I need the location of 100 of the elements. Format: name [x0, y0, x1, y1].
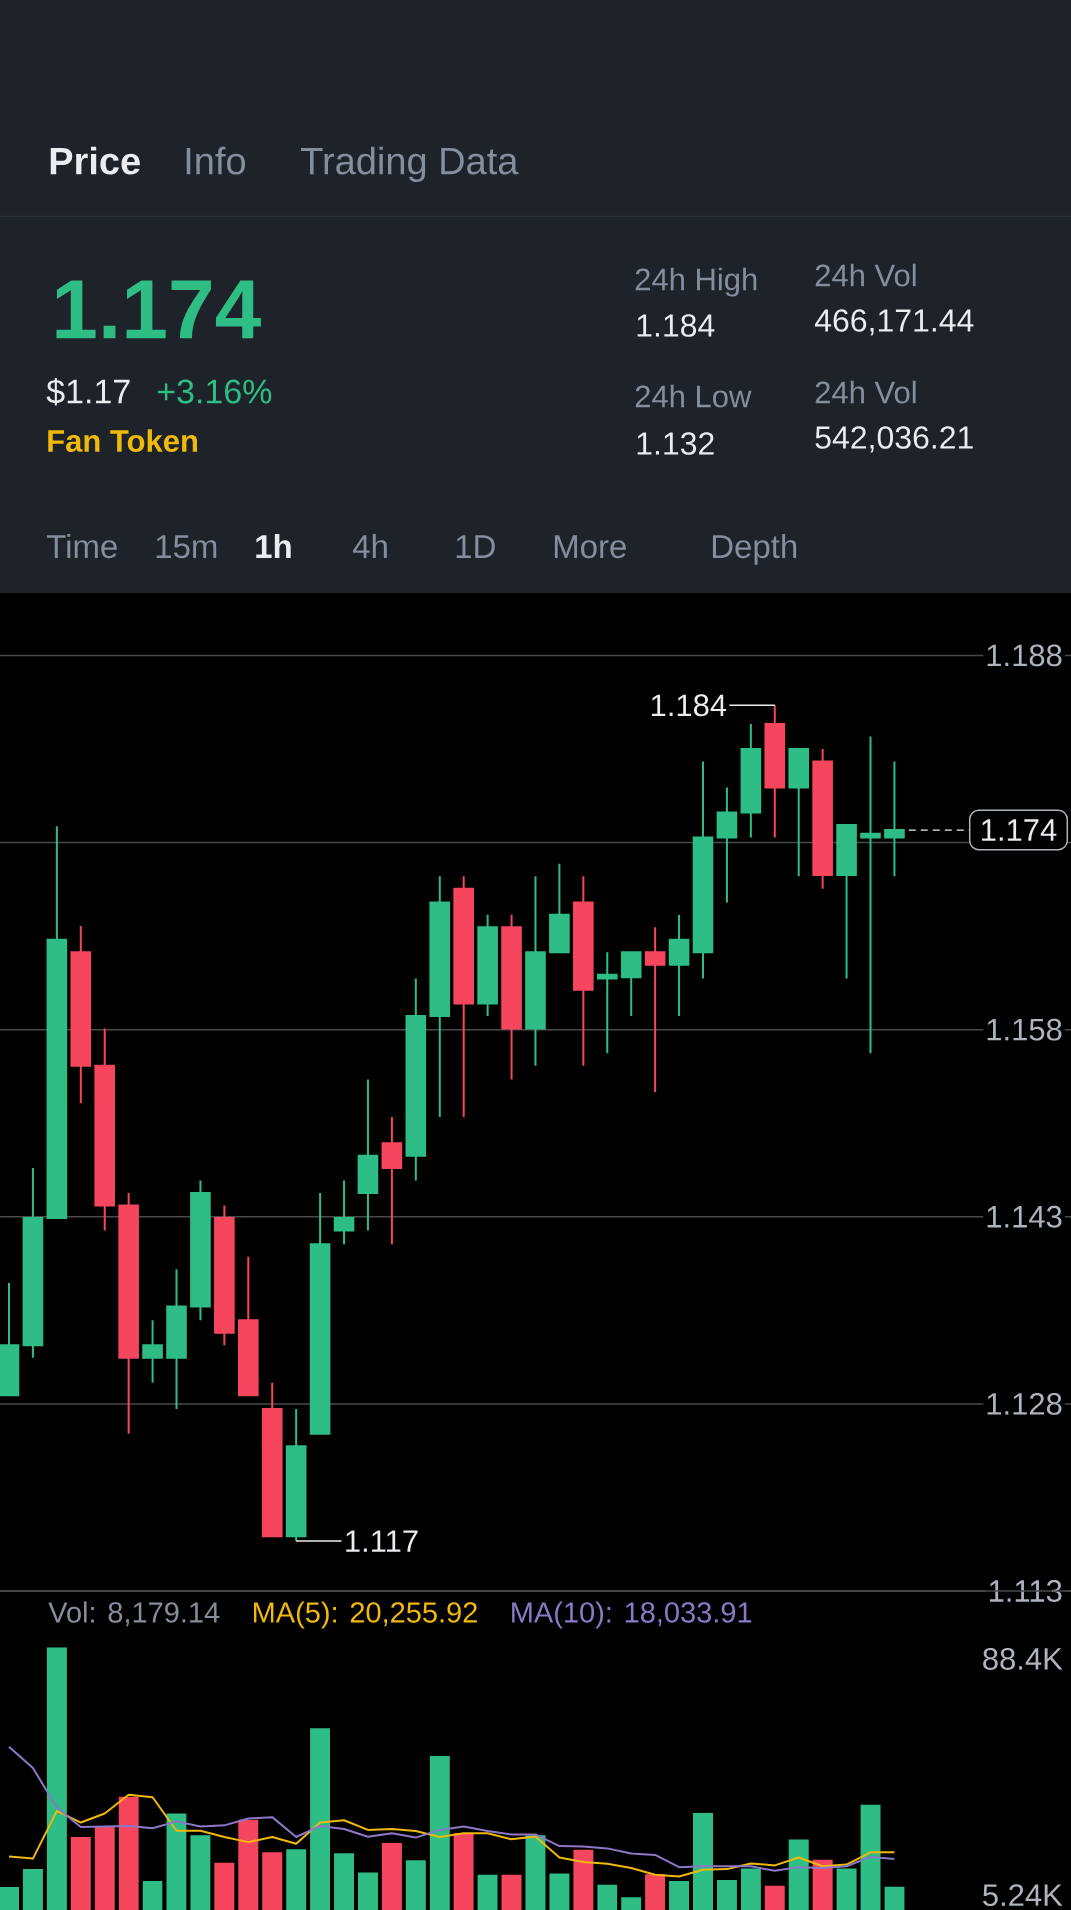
candlestick [309, 1192, 331, 1435]
y-tick-label: 5.24K [983, 1884, 1063, 1907]
candlestick [716, 786, 738, 904]
candlestick [429, 875, 451, 1118]
text: Depth [712, 533, 797, 565]
text: More [554, 535, 626, 559]
bar [812, 1859, 833, 1910]
candlestick [596, 951, 618, 1055]
bar [788, 1839, 809, 1910]
candlestick [142, 1319, 163, 1384]
candlestick [860, 735, 881, 1055]
y-tick-label: 1.128 [987, 1392, 1062, 1415]
text: 15m [156, 535, 217, 559]
text: 24h Low [635, 384, 752, 408]
candlestick [190, 1179, 211, 1322]
y-tick-label: 1.188 [987, 644, 1062, 667]
bar [764, 1885, 785, 1910]
bar [453, 1833, 474, 1910]
bar [142, 1881, 163, 1910]
candlestick [46, 825, 68, 1220]
candlestick [692, 760, 714, 980]
candlestick [836, 824, 857, 980]
bar [836, 1868, 857, 1910]
bar [645, 1874, 666, 1910]
bar [0, 1887, 19, 1910]
text: 1h [256, 533, 291, 558]
bar [334, 1853, 355, 1910]
text: 24h Vol [815, 380, 916, 404]
bar [118, 1796, 139, 1910]
bar [860, 1804, 881, 1910]
text: Price [50, 146, 140, 175]
bar [740, 1868, 761, 1910]
text: Fan Token [48, 429, 198, 452]
bar [405, 1860, 426, 1910]
bar [884, 1886, 905, 1910]
annotation: 1.184 [651, 694, 727, 717]
text: Time [46, 533, 117, 559]
text: 1.184 [637, 314, 715, 337]
text: 24h Vol [815, 263, 916, 287]
bar [310, 1728, 331, 1910]
candlestick [405, 977, 427, 1182]
candlestick [740, 723, 762, 839]
text: 1.132 [637, 432, 714, 455]
y-tick-label: 88.4K [983, 1647, 1063, 1670]
candlestick [0, 1281, 20, 1397]
bar [190, 1835, 211, 1910]
candlestick [22, 1167, 44, 1359]
bar [716, 1879, 737, 1910]
annotation: Vol: 8,179.14 [48, 1601, 220, 1627]
candlestick [668, 913, 690, 1017]
bar [22, 1869, 43, 1910]
text: 1.174 [56, 280, 261, 339]
text: 24h High [635, 267, 757, 297]
candlestick [525, 875, 546, 1067]
candlestick [333, 1179, 355, 1246]
bar [692, 1812, 713, 1910]
y-tick-label: 1.143 [987, 1205, 1062, 1228]
y-tick-label: 1.113 [989, 1580, 1062, 1602]
text: +3.16% [157, 379, 272, 404]
bar [477, 1874, 498, 1910]
text: Info [186, 146, 245, 175]
bar [621, 1897, 642, 1910]
line-series [8, 1793, 896, 1878]
candlestick [620, 951, 642, 1017]
text: MA(5): 20,255.92 [253, 1601, 477, 1629]
candlestick [549, 862, 570, 954]
bar [501, 1874, 522, 1910]
candlestick [644, 926, 666, 1094]
bar [573, 1849, 594, 1910]
text: 1D [456, 535, 495, 558]
ref-line-label: 1.174 [982, 819, 1057, 841]
y-tick-label: 1.158 [987, 1018, 1062, 1041]
text: 4h [352, 533, 387, 558]
candlestick [166, 1268, 187, 1410]
bar [549, 1873, 570, 1910]
bar [597, 1884, 618, 1910]
annotation: 1.117 [346, 1530, 418, 1552]
bar [286, 1849, 307, 1910]
bar [214, 1862, 235, 1910]
bar [669, 1881, 690, 1910]
candlestick [357, 1078, 379, 1232]
bar [381, 1842, 402, 1910]
bar [262, 1852, 283, 1910]
bar [94, 1826, 115, 1910]
text: MA(10): 18,033.91 [512, 1601, 752, 1629]
bar [357, 1872, 378, 1910]
bar [525, 1835, 546, 1910]
candlestick [477, 913, 498, 1017]
candlestick [788, 747, 810, 878]
text: Trading Data [301, 146, 519, 183]
candlestick [884, 760, 905, 878]
text: $1.17 [46, 378, 130, 406]
text: 466,171.44 [814, 309, 974, 336]
text: 542,036.21 [815, 426, 973, 453]
bar [429, 1756, 450, 1910]
bar [166, 1813, 187, 1910]
bar [70, 1837, 91, 1910]
bar [46, 1647, 67, 1910]
candlestick [285, 1407, 307, 1543]
bar [238, 1819, 259, 1910]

The task:
Convert every line of the items above into a JSON list of strings, one string per line, with blank lines omitted. Leave the pictures out of the answer.

Output:
[
  "I need the location of 100 of the elements. Format: name [x0, y0, x1, y1].",
  "candlestick [309, 1192, 331, 1435]",
  "y-tick-label: 5.24K [983, 1884, 1063, 1907]",
  "candlestick [716, 786, 738, 904]",
  "candlestick [429, 875, 451, 1118]",
  "text: Depth [712, 533, 797, 565]",
  "text: More [554, 535, 626, 559]",
  "bar [812, 1859, 833, 1910]",
  "candlestick [596, 951, 618, 1055]",
  "bar [788, 1839, 809, 1910]",
  "candlestick [142, 1319, 163, 1384]",
  "candlestick [860, 735, 881, 1055]",
  "y-tick-label: 1.128 [987, 1392, 1062, 1415]",
  "text: 15m [156, 535, 217, 559]",
  "text: 24h Low [635, 384, 752, 408]",
  "candlestick [190, 1179, 211, 1322]",
  "y-tick-label: 1.188 [987, 644, 1062, 667]",
  "bar [764, 1885, 785, 1910]",
  "bar [453, 1833, 474, 1910]",
  "bar [142, 1881, 163, 1910]",
  "candlestick [46, 825, 68, 1220]",
  "candlestick [692, 760, 714, 980]",
  "candlestick [836, 824, 857, 980]",
  "bar [836, 1868, 857, 1910]",
  "bar [645, 1874, 666, 1910]",
  "bar [0, 1887, 19, 1910]",
  "text: 1h [256, 533, 291, 558]",
  "bar [334, 1853, 355, 1910]",
  "text: 24h Vol [815, 380, 916, 404]",
  "bar [118, 1796, 139, 1910]",
  "bar [860, 1804, 881, 1910]",
  "text: Price [50, 146, 140, 175]",
  "bar [740, 1868, 761, 1910]",
  "text: Fan Token [48, 429, 198, 452]",
  "bar [405, 1860, 426, 1910]",
  "bar [884, 1886, 905, 1910]",
  "annotation: 1.184 [651, 694, 727, 717]",
  "text: Time [46, 533, 117, 559]",
  "text: 1.184 [637, 314, 715, 337]",
  "text: 24h Vol [815, 263, 916, 287]",
  "bar [310, 1728, 331, 1910]",
  "candlestick [405, 977, 427, 1182]",
  "candlestick [740, 723, 762, 839]",
  "text: 1.132 [637, 432, 714, 455]",
  "y-tick-label: 88.4K [983, 1647, 1063, 1670]",
  "candlestick [0, 1281, 20, 1397]",
  "bar [190, 1835, 211, 1910]",
  "candlestick [22, 1167, 44, 1359]",
  "bar [716, 1879, 737, 1910]",
  "annotation: Vol: 8,179.14 [48, 1601, 220, 1627]",
  "candlestick [668, 913, 690, 1017]",
  "bar [22, 1869, 43, 1910]",
  "text: 1.174 [56, 280, 261, 339]",
  "text: 24h High [635, 267, 757, 297]",
  "candlestick [525, 875, 546, 1067]",
  "candlestick [333, 1179, 355, 1246]",
  "bar [692, 1812, 713, 1910]",
  "y-tick-label: 1.143 [987, 1205, 1062, 1228]",
  "y-tick-label: 1.113 [989, 1580, 1062, 1602]",
  "text: +3.16% [157, 379, 272, 404]",
  "bar [477, 1874, 498, 1910]",
  "text: Info [186, 146, 245, 175]",
  "bar [621, 1897, 642, 1910]",
  "line-series [8, 1793, 896, 1878]",
  "candlestick [620, 951, 642, 1017]",
  "text: MA(5): 20,255.92 [253, 1601, 477, 1629]",
  "candlestick [549, 862, 570, 954]",
  "bar [501, 1874, 522, 1910]",
  "candlestick [644, 926, 666, 1094]",
  "bar [573, 1849, 594, 1910]",
  "text: 1D [456, 535, 495, 558]",
  "ref-line-label: 1.174 [982, 819, 1057, 841]",
  "y-tick-label: 1.158 [987, 1018, 1062, 1041]",
  "text: 4h [352, 533, 387, 558]",
  "candlestick [166, 1268, 187, 1410]",
  "bar [549, 1873, 570, 1910]",
  "bar [597, 1884, 618, 1910]",
  "annotation: 1.117 [346, 1530, 418, 1552]",
  "bar [286, 1849, 307, 1910]",
  "bar [214, 1862, 235, 1910]",
  "bar [669, 1881, 690, 1910]",
  "candlestick [357, 1078, 379, 1232]",
  "bar [381, 1842, 402, 1910]",
  "bar [262, 1852, 283, 1910]",
  "bar [94, 1826, 115, 1910]",
  "text: MA(10): 18,033.91 [512, 1601, 752, 1629]",
  "bar [357, 1872, 378, 1910]",
  "bar [525, 1835, 546, 1910]",
  "candlestick [477, 913, 498, 1017]",
  "candlestick [788, 747, 810, 878]",
  "text: Trading Data [301, 146, 519, 183]",
  "candlestick [884, 760, 905, 878]",
  "text: $1.17 [46, 378, 130, 406]",
  "text: 466,171.44 [814, 309, 974, 336]",
  "text: 542,036.21 [815, 426, 973, 453]",
  "bar [429, 1756, 450, 1910]",
  "bar [166, 1813, 187, 1910]",
  "bar [70, 1837, 91, 1910]",
  "bar [46, 1647, 67, 1910]",
  "candlestick [285, 1407, 307, 1543]",
  "bar [238, 1819, 259, 1910]"
]